▶ **TASK REQUIREMENTS**
Omit every picture and write out the rest of the records exactly.

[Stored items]

· · · ·

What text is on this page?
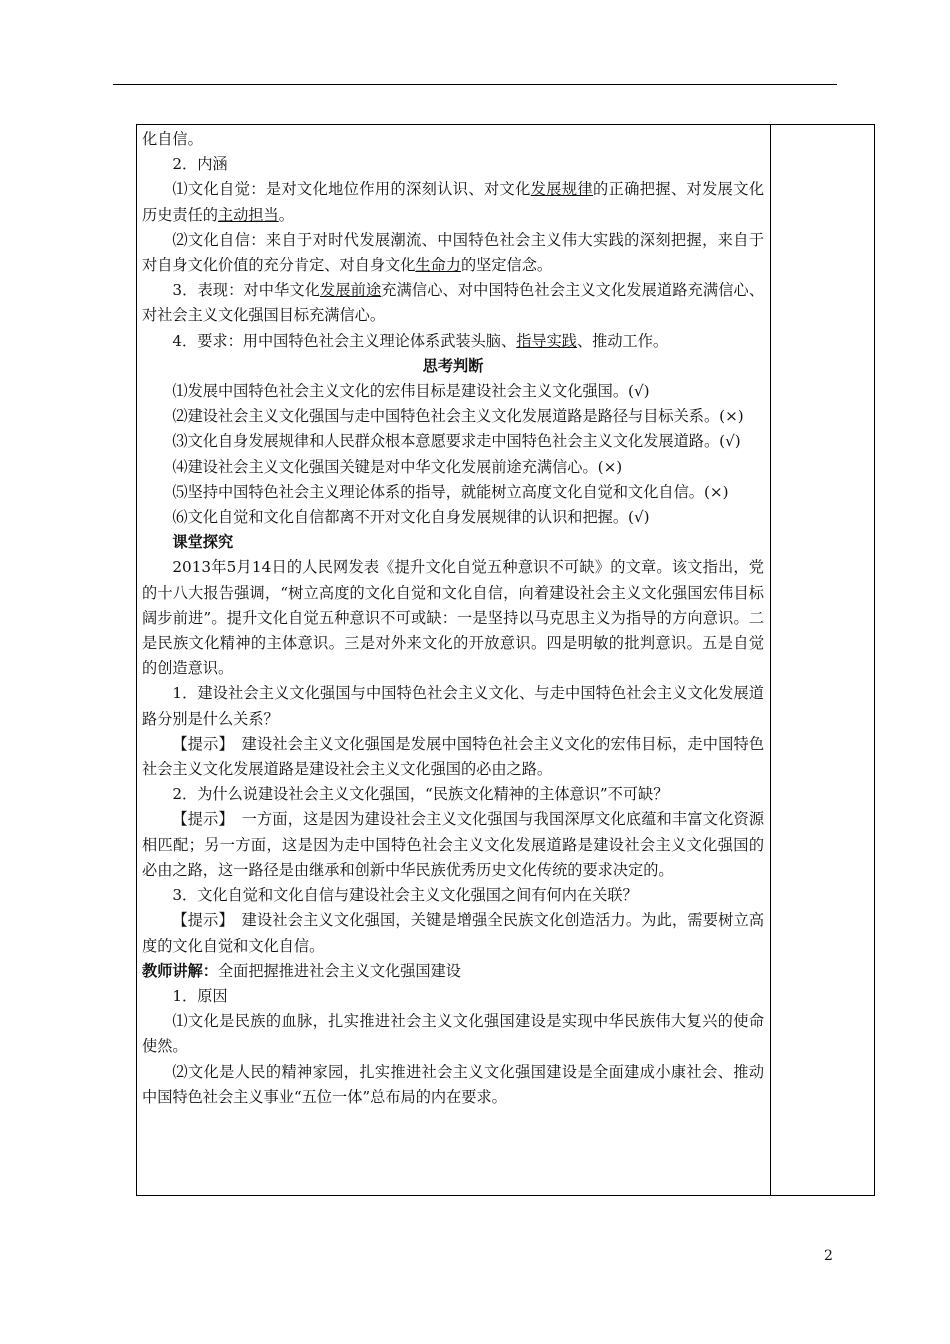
化自信。

2．内涵

⑴文化自觉：是对文化地位作用的深刻认识、对文化发展规律的正确把握、对发展文化历史责任的主动担当。

⑵文化自信：来自于对时代发展潮流、中国特色社会主义伟大实践的深刻把握，来自于对自身文化价值的充分肯定、对自身文化生命力的坚定信念。

3．表现：对中华文化发展前途充满信心、对中国特色社会主义文化发展道路充满信心、对社会主义文化强国目标充满信心。

4．要求：用中国特色社会主义理论体系武装头脑、指导实践、推动工作。

思考判断

⑴发展中国特色社会主义文化的宏伟目标是建设社会主义文化强国。(√)

⑵建设社会主义文化强国与走中国特色社会主义文化发展道路是路径与目标关系。(×)

⑶文化自身发展规律和人民群众根本意愿要求走中国特色社会主义文化发展道路。(√)

⑷建设社会主义文化强国关键是对中华文化发展前途充满信心。(×)

⑸坚持中国特色社会主义理论体系的指导，就能树立高度文化自觉和文化自信。(×)

⑹文化自觉和文化自信都离不开对文化自身发展规律的认识和把握。(√)

课堂探究

2013年5月14日的人民网发表《提升文化自觉五种意识不可缺》的文章。该文指出，党的十八大报告强调，“树立高度的文化自觉和文化自信，向着建设社会主义文化强国宏伟目标阔步前进”。提升文化自觉五种意识不可或缺：一是坚持以马克思主义为指导的方向意识。二是民族文化精神的主体意识。三是对外来文化的开放意识。四是明敏的批判意识。五是自觉的创造意识。

1．建设社会主义文化强国与中国特色社会主义文化、与走中国特色社会主义文化发展道路分别是什么关系？

【提示】　建设社会主义文化强国是发展中国特色社会主义文化的宏伟目标，走中国特色社会主义文化发展道路是建设社会主义文化强国的必由之路。

2．为什么说建设社会主义文化强国，“民族文化精神的主体意识”不可缺？

【提示】　一方面，这是因为建设社会主义文化强国与我国深厚文化底蕴和丰富文化资源相匹配；另一方面，这是因为走中国特色社会主义文化发展道路是建设社会主义文化强国的必由之路，这一路径是由继承和创新中华民族优秀历史文化传统的要求决定的。

3．文化自觉和文化自信与建设社会主义文化强国之间有何内在关联？

【提示】　建设社会主义文化强国，关键是增强全民族文化创造活力。为此，需要树立高度的文化自觉和文化自信。

教师讲解：全面把握推进社会主义文化强国建设

1．原因

⑴文化是民族的血脉，扎实推进社会主义文化强国建设是实现中华民族伟大复兴的使命使然。

⑵文化是人民的精神家园，扎实推进社会主义文化强国建设是全面建成小康社会、推动中国特色社会主义事业“五位一体”总布局的内在要求。

2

· · · ·

▶ **COMPLETED EXERCISE**
What text is on this page?
化自信。

2．内涵

⑴文化自觉：是对文化地位作用的深刻认识、对文化发展规律的正确把握、对发展文化历史责任的主动担当。

⑵文化自信：来自于对时代发展潮流、中国特色社会主义伟大实践的深刻把握，来自于对自身文化价值的充分肯定、对自身文化生命力的坚定信念。

3．表现：对中华文化发展前途充满信心、对中国特色社会主义文化发展道路充满信心、对社会主义文化强国目标充满信心。

4．要求：用中国特色社会主义理论体系武装头脑、指导实践、推动工作。

思考判断

⑴发展中国特色社会主义文化的宏伟目标是建设社会主义文化强国。(√)

⑵建设社会主义文化强国与走中国特色社会主义文化发展道路是路径与目标关系。(×)

⑶文化自身发展规律和人民群众根本意愿要求走中国特色社会主义文化发展道路。(√)

⑷建设社会主义文化强国关键是对中华文化发展前途充满信心。(×)

⑸坚持中国特色社会主义理论体系的指导，就能树立高度文化自觉和文化自信。(×)

⑹文化自觉和文化自信都离不开对文化自身发展规律的认识和把握。(√)

课堂探究

2013年5月14日的人民网发表《提升文化自觉五种意识不可缺》的文章。该文指出，党的十八大报告强调，“树立高度的文化自觉和文化自信，向着建设社会主义文化强国宏伟目标阔步前进”。提升文化自觉五种意识不可或缺：一是坚持以马克思主义为指导的方向意识。二是民族文化精神的主体意识。三是对外来文化的开放意识。四是明敏的批判意识。五是自觉的创造意识。

1．建设社会主义文化强国与中国特色社会主义文化、与走中国特色社会主义文化发展道路分别是什么关系？

【提示】　建设社会主义文化强国是发展中国特色社会主义文化的宏伟目标，走中国特色社会主义文化发展道路是建设社会主义文化强国的必由之路。

2．为什么说建设社会主义文化强国，“民族文化精神的主体意识”不可缺？

【提示】　一方面，这是因为建设社会主义文化强国与我国深厚文化底蕴和丰富文化资源相匹配；另一方面，这是因为走中国特色社会主义文化发展道路是建设社会主义文化强国的必由之路，这一路径是由继承和创新中华民族优秀历史文化传统的要求决定的。

3．文化自觉和文化自信与建设社会主义文化强国之间有何内在关联？

【提示】　建设社会主义文化强国，关键是增强全民族文化创造活力。为此，需要树立高度的文化自觉和文化自信。

教师讲解：全面把握推进社会主义文化强国建设

1．原因

⑴文化是民族的血脉，扎实推进社会主义文化强国建设是实现中华民族伟大复兴的使命使然。

⑵文化是人民的精神家园，扎实推进社会主义文化强国建设是全面建成小康社会、推动中国特色社会主义事业“五位一体”总布局的内在要求。

2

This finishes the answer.